[Dataset rows]

* * * * * * *

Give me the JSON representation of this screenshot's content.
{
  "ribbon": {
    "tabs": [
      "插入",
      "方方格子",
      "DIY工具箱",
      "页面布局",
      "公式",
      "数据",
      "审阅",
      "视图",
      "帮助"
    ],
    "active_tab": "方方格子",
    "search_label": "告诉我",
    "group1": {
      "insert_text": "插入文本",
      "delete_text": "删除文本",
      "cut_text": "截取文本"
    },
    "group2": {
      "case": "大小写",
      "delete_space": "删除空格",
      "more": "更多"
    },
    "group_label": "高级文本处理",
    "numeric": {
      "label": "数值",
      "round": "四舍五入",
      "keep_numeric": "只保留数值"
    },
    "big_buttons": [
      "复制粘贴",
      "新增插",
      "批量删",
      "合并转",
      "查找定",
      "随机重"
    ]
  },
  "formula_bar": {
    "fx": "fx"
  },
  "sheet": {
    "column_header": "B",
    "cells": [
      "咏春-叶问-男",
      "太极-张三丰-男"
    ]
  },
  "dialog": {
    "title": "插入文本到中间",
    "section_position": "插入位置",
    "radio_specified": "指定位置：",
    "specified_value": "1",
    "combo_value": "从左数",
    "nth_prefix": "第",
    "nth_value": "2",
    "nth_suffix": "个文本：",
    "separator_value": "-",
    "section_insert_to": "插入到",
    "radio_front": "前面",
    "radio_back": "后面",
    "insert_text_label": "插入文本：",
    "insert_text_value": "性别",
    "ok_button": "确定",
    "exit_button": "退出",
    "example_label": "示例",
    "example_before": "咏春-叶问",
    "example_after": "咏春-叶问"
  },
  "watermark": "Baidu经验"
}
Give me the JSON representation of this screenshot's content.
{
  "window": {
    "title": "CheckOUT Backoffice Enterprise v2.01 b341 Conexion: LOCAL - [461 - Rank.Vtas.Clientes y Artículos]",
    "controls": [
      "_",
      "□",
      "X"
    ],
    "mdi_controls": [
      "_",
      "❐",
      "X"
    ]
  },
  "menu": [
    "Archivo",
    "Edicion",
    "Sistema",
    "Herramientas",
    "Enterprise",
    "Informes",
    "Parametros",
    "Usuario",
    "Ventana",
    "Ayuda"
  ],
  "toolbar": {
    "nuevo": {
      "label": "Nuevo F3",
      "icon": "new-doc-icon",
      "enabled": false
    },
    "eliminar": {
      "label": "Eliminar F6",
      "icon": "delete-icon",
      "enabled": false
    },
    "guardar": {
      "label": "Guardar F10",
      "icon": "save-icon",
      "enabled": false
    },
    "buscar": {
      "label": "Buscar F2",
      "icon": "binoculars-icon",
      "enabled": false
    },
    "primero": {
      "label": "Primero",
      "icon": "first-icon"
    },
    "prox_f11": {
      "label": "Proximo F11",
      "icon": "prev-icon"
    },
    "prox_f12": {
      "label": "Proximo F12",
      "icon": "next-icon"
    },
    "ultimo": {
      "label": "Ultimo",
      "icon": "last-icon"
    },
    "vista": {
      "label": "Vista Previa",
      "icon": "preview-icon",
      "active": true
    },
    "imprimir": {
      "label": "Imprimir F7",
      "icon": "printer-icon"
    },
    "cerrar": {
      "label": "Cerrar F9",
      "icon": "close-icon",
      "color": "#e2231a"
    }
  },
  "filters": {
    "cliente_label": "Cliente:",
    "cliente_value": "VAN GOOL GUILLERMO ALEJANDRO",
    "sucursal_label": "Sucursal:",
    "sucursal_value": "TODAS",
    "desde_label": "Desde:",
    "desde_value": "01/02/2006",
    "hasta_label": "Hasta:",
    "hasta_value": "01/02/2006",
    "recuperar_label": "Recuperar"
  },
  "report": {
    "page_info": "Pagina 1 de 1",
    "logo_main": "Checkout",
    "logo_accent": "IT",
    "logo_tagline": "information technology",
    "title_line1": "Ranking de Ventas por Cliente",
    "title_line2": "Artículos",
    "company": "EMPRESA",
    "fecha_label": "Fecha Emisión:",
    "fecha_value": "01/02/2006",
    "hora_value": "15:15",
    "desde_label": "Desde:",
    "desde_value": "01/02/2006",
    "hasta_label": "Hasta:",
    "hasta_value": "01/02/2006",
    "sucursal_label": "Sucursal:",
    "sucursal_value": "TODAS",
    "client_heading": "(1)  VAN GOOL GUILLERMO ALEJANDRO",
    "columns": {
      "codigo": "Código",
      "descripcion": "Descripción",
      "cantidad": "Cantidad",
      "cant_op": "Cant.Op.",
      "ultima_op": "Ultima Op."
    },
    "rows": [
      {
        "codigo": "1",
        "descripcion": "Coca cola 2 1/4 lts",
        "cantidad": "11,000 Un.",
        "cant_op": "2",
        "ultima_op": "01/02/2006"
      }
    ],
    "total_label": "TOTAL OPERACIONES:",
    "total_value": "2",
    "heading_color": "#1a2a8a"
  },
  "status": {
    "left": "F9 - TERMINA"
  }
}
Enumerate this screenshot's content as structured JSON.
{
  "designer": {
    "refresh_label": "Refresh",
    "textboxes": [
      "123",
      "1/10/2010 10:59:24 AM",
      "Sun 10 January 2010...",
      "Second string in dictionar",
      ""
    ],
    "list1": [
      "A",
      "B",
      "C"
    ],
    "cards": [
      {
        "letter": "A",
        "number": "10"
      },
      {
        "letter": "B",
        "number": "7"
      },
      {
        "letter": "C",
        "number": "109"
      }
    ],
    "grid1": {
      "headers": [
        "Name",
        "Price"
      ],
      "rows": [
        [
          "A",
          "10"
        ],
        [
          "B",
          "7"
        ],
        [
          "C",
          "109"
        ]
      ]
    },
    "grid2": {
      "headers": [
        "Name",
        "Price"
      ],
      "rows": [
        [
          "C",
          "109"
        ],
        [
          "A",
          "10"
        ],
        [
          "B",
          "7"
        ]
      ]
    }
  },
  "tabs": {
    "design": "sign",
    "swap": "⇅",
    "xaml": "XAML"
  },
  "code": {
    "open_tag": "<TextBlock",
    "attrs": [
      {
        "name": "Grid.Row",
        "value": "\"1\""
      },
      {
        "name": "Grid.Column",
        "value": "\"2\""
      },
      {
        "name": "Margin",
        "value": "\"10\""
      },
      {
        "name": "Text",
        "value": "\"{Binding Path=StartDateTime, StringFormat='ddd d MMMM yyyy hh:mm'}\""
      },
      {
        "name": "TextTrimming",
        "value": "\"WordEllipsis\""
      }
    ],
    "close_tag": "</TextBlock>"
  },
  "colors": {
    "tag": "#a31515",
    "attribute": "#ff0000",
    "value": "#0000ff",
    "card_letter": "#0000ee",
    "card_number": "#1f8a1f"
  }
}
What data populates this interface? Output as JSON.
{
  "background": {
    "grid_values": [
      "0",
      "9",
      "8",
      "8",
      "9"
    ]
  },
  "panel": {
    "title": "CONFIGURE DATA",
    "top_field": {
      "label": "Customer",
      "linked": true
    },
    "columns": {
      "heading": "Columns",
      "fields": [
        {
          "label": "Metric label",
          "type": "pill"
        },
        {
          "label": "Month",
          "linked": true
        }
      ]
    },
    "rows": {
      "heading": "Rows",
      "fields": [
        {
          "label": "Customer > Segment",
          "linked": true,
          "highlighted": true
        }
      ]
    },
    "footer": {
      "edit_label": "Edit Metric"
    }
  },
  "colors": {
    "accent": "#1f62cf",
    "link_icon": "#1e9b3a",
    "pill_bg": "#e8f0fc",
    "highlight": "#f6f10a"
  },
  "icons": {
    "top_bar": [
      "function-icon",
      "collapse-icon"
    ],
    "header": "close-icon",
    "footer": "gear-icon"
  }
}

* * * * * * *

JOB –
Write out the data exactly as it stands.

REPLY TO THE TASK –
Give me the JSON representation of this screenshot's content.
{
  "ribbon": {
    "tabs": [
      "插入",
      "方方格子",
      "DIY工具箱",
      "页面布局",
      "公式",
      "数据",
      "审阅",
      "视图",
      "帮助"
    ],
    "active_tab": "方方格子",
    "search_label": "告诉我",
    "group1": {
      "insert_text": "插入文本",
      "delete_text": "删除文本",
      "cut_text": "截取文本"
    },
    "group2": {
      "case": "大小写",
      "delete_space": "删除空格",
      "more": "更多"
    },
    "group_label": "高级文本处理",
    "numeric": {
      "label": "数值",
      "round": "四舍五入",
      "keep_numeric": "只保留数值"
    },
    "big_buttons": [
      "复制粘贴",
      "新增插",
      "批量删",
      "合并转",
      "查找定",
      "随机重"
    ]
  },
  "formula_bar": {
    "fx": "fx"
  },
  "sheet": {
    "column_header": "B",
    "cells": [
      "咏春-叶问-男",
      "太极-张三丰-男"
    ]
  },
  "dialog": {
    "title": "插入文本到中间",
    "section_position": "插入位置",
    "radio_specified": "指定位置：",
    "specified_value": "1",
    "combo_value": "从左数",
    "nth_prefix": "第",
    "nth_value": "2",
    "nth_suffix": "个文本：",
    "separator_value": "-",
    "section_insert_to": "插入到",
    "radio_front": "前面",
    "radio_back": "后面",
    "insert_text_label": "插入文本：",
    "insert_text_value": "性别",
    "ok_button": "确定",
    "exit_button": "退出",
    "example_label": "示例",
    "example_before": "咏春-叶问",
    "example_after": "咏春-叶问"
  },
  "watermark": "Baidu经验"
}
Give me the JSON representation of this screenshot's content.
{
  "window": {
    "title": "CheckOUT Backoffice Enterprise v2.01 b341 Conexion: LOCAL - [461 - Rank.Vtas.Clientes y Artículos]",
    "controls": [
      "_",
      "□",
      "X"
    ],
    "mdi_controls": [
      "_",
      "❐",
      "X"
    ]
  },
  "menu": [
    "Archivo",
    "Edicion",
    "Sistema",
    "Herramientas",
    "Enterprise",
    "Informes",
    "Parametros",
    "Usuario",
    "Ventana",
    "Ayuda"
  ],
  "toolbar": {
    "nuevo": {
      "label": "Nuevo F3",
      "icon": "new-doc-icon",
      "enabled": false
    },
    "eliminar": {
      "label": "Eliminar F6",
      "icon": "delete-icon",
      "enabled": false
    },
    "guardar": {
      "label": "Guardar F10",
      "icon": "save-icon",
      "enabled": false
    },
    "buscar": {
      "label": "Buscar F2",
      "icon": "binoculars-icon",
      "enabled": false
    },
    "primero": {
      "label": "Primero",
      "icon": "first-icon"
    },
    "prox_f11": {
      "label": "Proximo F11",
      "icon": "prev-icon"
    },
    "prox_f12": {
      "label": "Proximo F12",
      "icon": "next-icon"
    },
    "ultimo": {
      "label": "Ultimo",
      "icon": "last-icon"
    },
    "vista": {
      "label": "Vista Previa",
      "icon": "preview-icon",
      "active": true
    },
    "imprimir": {
      "label": "Imprimir F7",
      "icon": "printer-icon"
    },
    "cerrar": {
      "label": "Cerrar F9",
      "icon": "close-icon",
      "color": "#e2231a"
    }
  },
  "filters": {
    "cliente_label": "Cliente:",
    "cliente_value": "VAN GOOL GUILLERMO ALEJANDRO",
    "sucursal_label": "Sucursal:",
    "sucursal_value": "TODAS",
    "desde_label": "Desde:",
    "desde_value": "01/02/2006",
    "hasta_label": "Hasta:",
    "hasta_value": "01/02/2006",
    "recuperar_label": "Recuperar"
  },
  "report": {
    "page_info": "Pagina 1 de 1",
    "logo_main": "Checkout",
    "logo_accent": "IT",
    "logo_tagline": "information technology",
    "title_line1": "Ranking de Ventas por Cliente",
    "title_line2": "Artículos",
    "company": "EMPRESA",
    "fecha_label": "Fecha Emisión:",
    "fecha_value": "01/02/2006",
    "hora_value": "15:15",
    "desde_label": "Desde:",
    "desde_value": "01/02/2006",
    "hasta_label": "Hasta:",
    "hasta_value": "01/02/2006",
    "sucursal_label": "Sucursal:",
    "sucursal_value": "TODAS",
    "client_heading": "(1)  VAN GOOL GUILLERMO ALEJANDRO",
    "columns": {
      "codigo": "Código",
      "descripcion": "Descripción",
      "cantidad": "Cantidad",
      "cant_op": "Cant.Op.",
      "ultima_op": "Ultima Op."
    },
    "rows": [
      {
        "codigo": "1",
        "descripcion": "Coca cola 2 1/4 lts",
        "cantidad": "11,000 Un.",
        "cant_op": "2",
        "ultima_op": "01/02/2006"
      }
    ],
    "total_label": "TOTAL OPERACIONES:",
    "total_value": "2",
    "heading_color": "#1a2a8a"
  },
  "status": {
    "left": "F9 - TERMINA"
  }
}
Enumerate this screenshot's content as structured JSON.
{
  "designer": {
    "refresh_label": "Refresh",
    "textboxes": [
      "123",
      "1/10/2010 10:59:24 AM",
      "Sun 10 January 2010...",
      "Second string in dictionar",
      ""
    ],
    "list1": [
      "A",
      "B",
      "C"
    ],
    "cards": [
      {
        "letter": "A",
        "number": "10"
      },
      {
        "letter": "B",
        "number": "7"
      },
      {
        "letter": "C",
        "number": "109"
      }
    ],
    "grid1": {
      "headers": [
        "Name",
        "Price"
      ],
      "rows": [
        [
          "A",
          "10"
        ],
        [
          "B",
          "7"
        ],
        [
          "C",
          "109"
        ]
      ]
    },
    "grid2": {
      "headers": [
        "Name",
        "Price"
      ],
      "rows": [
        [
          "C",
          "109"
        ],
        [
          "A",
          "10"
        ],
        [
          "B",
          "7"
        ]
      ]
    }
  },
  "tabs": {
    "design": "sign",
    "swap": "⇅",
    "xaml": "XAML"
  },
  "code": {
    "open_tag": "<TextBlock",
    "attrs": [
      {
        "name": "Grid.Row",
        "value": "\"1\""
      },
      {
        "name": "Grid.Column",
        "value": "\"2\""
      },
      {
        "name": "Margin",
        "value": "\"10\""
      },
      {
        "name": "Text",
        "value": "\"{Binding Path=StartDateTime, StringFormat='ddd d MMMM yyyy hh:mm'}\""
      },
      {
        "name": "TextTrimming",
        "value": "\"WordEllipsis\""
      }
    ],
    "close_tag": "</TextBlock>"
  },
  "colors": {
    "tag": "#a31515",
    "attribute": "#ff0000",
    "value": "#0000ff",
    "card_letter": "#0000ee",
    "card_number": "#1f8a1f"
  }
}
What data populates this interface? Output as JSON.
{
  "background": {
    "grid_values": [
      "0",
      "9",
      "8",
      "8",
      "9"
    ]
  },
  "panel": {
    "title": "CONFIGURE DATA",
    "top_field": {
      "label": "Customer",
      "linked": true
    },
    "columns": {
      "heading": "Columns",
      "fields": [
        {
          "label": "Metric label",
          "type": "pill"
        },
        {
          "label": "Month",
          "linked": true
        }
      ]
    },
    "rows": {
      "heading": "Rows",
      "fields": [
        {
          "label": "Customer > Segment",
          "linked": true,
          "highlighted": true
        }
      ]
    },
    "footer": {
      "edit_label": "Edit Metric"
    }
  },
  "colors": {
    "accent": "#1f62cf",
    "link_icon": "#1e9b3a",
    "pill_bg": "#e8f0fc",
    "highlight": "#f6f10a"
  },
  "icons": {
    "top_bar": [
      "function-icon",
      "collapse-icon"
    ],
    "header": "close-icon",
    "footer": "gear-icon"
  }
}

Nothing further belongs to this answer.